>> Begin Provided records

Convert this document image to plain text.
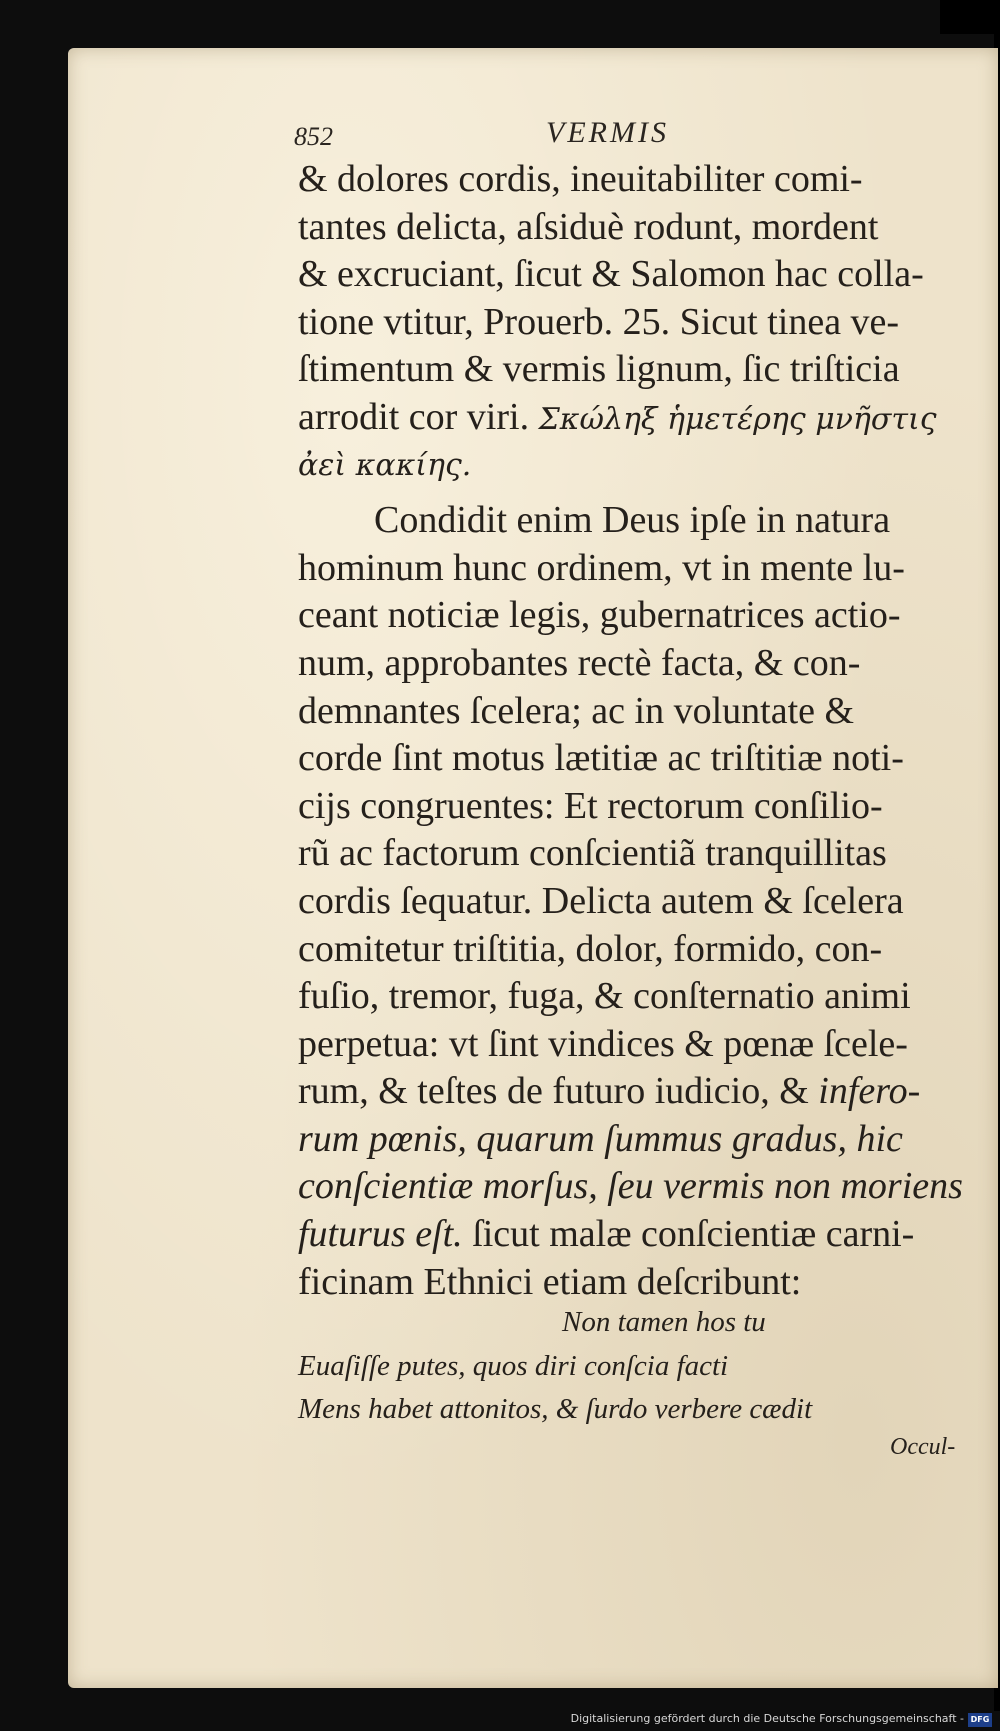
852	VERMIS
& dolores cordis, ineuitabiliter comi-
tantes delicta, aſsiduè rodunt, mordent
& excruciant, ſicut & Salomon hac colla-
tione vtitur, Prouerb. 25. Sicut tinea ve-
ſtimentum & vermis lignum, ſic triſticia
arrodit cor viri. Σκώληξ ἡμετέρης μνῆστις
ἀεὶ κακίης.
Condidit enim Deus ipſe in natura
hominum hunc ordinem, vt in mente lu-
ceant noticiæ legis, gubernatrices actio-
num, approbantes rectè facta, & con-
demnantes ſcelera; ac in voluntate &
corde ſint motus lætitiæ ac triſtitiæ noti-
cijs congruentes: Et rectorum conſilio-
rũ ac factorum conſcientiã tranquillitas
cordis ſequatur. Delicta autem & ſcelera
comitetur triſtitia, dolor, formido, con-
fuſio, tremor, fuga, & conſternatio animi
perpetua: vt ſint vindices & pœnæ ſcele-
rum, & teſtes de futuro iudicio, & infero-
rum pœnis, quarum ſummus gradus, hic
conſcientiæ morſus, ſeu vermis non moriens
futurus eſt. ſicut malæ conſcientiæ carni-
ficinam Ethnici etiam deſcribunt:
Non tamen hos tu
Euaſiſſe putes, quos diri conſcia facti
Mens habet attonitos, & ſurdo verbere cædit
Occul-
Digitalisierung gefördert durch die Deutsche Forschungsgemeinschaft - DFG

>> End Provided records

Task description
Say how many lines include the word "ſint"; reply with the number alone.

Complete output
2